___ GIVEN RECORDS

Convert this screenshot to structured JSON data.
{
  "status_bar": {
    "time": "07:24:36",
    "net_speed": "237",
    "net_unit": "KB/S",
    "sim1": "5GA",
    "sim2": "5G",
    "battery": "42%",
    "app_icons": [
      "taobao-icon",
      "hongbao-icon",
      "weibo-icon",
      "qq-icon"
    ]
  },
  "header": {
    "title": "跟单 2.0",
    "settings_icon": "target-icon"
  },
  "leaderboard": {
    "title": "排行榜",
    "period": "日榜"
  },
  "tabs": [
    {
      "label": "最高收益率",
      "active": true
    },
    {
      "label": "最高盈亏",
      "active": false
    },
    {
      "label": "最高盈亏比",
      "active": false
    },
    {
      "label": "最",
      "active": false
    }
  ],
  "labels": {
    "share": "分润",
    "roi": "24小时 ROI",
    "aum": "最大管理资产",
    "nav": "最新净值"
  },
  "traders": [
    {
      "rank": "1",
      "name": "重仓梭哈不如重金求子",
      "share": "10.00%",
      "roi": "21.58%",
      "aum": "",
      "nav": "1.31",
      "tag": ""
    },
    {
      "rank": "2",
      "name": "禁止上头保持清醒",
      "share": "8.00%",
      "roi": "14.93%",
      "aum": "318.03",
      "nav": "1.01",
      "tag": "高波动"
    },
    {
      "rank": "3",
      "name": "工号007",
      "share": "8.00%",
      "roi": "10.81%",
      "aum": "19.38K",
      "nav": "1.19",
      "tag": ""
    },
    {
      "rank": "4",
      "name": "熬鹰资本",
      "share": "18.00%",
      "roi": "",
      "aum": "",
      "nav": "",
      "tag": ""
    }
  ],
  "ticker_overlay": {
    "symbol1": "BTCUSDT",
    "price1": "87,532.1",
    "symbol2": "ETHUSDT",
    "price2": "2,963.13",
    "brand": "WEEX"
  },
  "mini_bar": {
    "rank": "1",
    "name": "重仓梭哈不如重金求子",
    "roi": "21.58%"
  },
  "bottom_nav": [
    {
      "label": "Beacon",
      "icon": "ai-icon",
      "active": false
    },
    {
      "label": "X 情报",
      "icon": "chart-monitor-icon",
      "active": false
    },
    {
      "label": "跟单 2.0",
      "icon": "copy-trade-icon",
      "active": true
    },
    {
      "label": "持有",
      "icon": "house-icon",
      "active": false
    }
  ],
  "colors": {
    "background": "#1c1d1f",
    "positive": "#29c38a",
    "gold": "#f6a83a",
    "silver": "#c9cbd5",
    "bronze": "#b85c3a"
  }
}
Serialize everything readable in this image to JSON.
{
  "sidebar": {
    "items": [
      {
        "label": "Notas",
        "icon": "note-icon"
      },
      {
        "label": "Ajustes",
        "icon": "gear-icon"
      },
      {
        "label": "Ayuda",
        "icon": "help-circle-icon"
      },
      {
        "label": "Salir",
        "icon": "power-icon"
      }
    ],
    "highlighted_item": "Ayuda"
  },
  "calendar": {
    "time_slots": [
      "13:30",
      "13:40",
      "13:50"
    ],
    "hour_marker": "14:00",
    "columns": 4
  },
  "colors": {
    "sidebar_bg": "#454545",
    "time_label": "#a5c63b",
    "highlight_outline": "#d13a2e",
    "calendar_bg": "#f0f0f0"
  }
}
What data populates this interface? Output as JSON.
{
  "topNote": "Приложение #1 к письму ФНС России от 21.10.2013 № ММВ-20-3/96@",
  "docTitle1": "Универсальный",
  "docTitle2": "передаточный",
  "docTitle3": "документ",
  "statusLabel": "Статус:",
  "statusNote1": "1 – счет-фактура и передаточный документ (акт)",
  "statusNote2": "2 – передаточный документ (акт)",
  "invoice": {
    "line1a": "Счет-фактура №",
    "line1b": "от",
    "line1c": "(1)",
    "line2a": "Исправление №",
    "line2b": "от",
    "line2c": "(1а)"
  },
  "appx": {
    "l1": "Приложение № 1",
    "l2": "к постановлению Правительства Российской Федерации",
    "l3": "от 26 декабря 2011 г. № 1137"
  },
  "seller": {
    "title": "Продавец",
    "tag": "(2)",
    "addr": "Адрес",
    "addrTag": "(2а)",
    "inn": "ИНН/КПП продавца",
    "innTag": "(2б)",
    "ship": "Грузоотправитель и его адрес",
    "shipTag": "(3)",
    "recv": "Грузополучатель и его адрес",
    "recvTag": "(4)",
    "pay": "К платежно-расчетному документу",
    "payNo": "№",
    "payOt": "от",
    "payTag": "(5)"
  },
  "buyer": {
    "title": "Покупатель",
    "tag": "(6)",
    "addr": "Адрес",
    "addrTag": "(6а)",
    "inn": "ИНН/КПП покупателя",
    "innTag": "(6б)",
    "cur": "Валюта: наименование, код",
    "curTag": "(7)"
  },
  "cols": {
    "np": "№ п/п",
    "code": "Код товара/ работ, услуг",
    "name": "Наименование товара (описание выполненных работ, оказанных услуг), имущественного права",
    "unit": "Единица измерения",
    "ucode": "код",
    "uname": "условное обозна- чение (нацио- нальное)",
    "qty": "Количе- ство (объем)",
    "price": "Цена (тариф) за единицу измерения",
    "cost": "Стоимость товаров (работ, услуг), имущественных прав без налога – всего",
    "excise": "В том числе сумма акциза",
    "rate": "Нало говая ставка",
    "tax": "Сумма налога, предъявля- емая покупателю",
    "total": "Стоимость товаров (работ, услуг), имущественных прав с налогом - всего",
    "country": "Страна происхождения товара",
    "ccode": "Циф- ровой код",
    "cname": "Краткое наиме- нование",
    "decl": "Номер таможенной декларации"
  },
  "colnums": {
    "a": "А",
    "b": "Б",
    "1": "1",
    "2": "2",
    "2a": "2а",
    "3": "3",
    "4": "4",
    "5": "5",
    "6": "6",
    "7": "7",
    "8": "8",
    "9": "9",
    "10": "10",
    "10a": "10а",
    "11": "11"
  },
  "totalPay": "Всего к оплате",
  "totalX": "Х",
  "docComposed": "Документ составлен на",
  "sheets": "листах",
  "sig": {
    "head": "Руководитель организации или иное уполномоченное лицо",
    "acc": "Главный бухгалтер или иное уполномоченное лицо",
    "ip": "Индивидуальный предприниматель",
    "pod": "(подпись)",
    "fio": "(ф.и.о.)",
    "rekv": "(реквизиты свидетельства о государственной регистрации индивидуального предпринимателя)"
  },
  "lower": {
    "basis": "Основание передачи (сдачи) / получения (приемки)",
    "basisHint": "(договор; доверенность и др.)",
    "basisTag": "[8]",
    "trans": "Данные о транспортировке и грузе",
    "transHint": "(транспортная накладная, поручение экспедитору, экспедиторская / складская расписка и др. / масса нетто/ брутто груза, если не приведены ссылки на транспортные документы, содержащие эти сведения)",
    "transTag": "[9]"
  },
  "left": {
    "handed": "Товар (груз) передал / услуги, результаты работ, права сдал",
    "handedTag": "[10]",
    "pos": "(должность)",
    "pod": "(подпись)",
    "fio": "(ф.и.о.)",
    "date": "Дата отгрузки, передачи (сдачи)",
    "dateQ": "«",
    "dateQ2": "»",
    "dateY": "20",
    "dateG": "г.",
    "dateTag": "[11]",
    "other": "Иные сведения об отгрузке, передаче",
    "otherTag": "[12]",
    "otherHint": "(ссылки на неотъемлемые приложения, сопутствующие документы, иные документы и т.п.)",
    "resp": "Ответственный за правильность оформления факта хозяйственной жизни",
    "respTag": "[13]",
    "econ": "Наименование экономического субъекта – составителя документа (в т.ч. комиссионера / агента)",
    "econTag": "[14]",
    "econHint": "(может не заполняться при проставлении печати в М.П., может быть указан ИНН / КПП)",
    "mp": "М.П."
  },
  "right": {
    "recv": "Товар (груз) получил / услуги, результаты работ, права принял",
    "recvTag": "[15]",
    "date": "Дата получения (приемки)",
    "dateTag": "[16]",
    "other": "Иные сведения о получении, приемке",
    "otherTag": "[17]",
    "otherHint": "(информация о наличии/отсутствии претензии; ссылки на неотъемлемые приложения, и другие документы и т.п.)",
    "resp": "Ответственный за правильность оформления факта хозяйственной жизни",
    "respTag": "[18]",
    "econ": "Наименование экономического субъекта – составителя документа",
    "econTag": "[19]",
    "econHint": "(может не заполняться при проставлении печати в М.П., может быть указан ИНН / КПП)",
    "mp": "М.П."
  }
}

______

## TASK
Copy each line holding the word "уполномоченное" from the listing above.

## SOLUTION TO THIS EXERCISE
    "head": "Руководитель организации или иное уполномоченное лицо",
    "acc": "Главный бухгалтер или иное уполномоченное лицо",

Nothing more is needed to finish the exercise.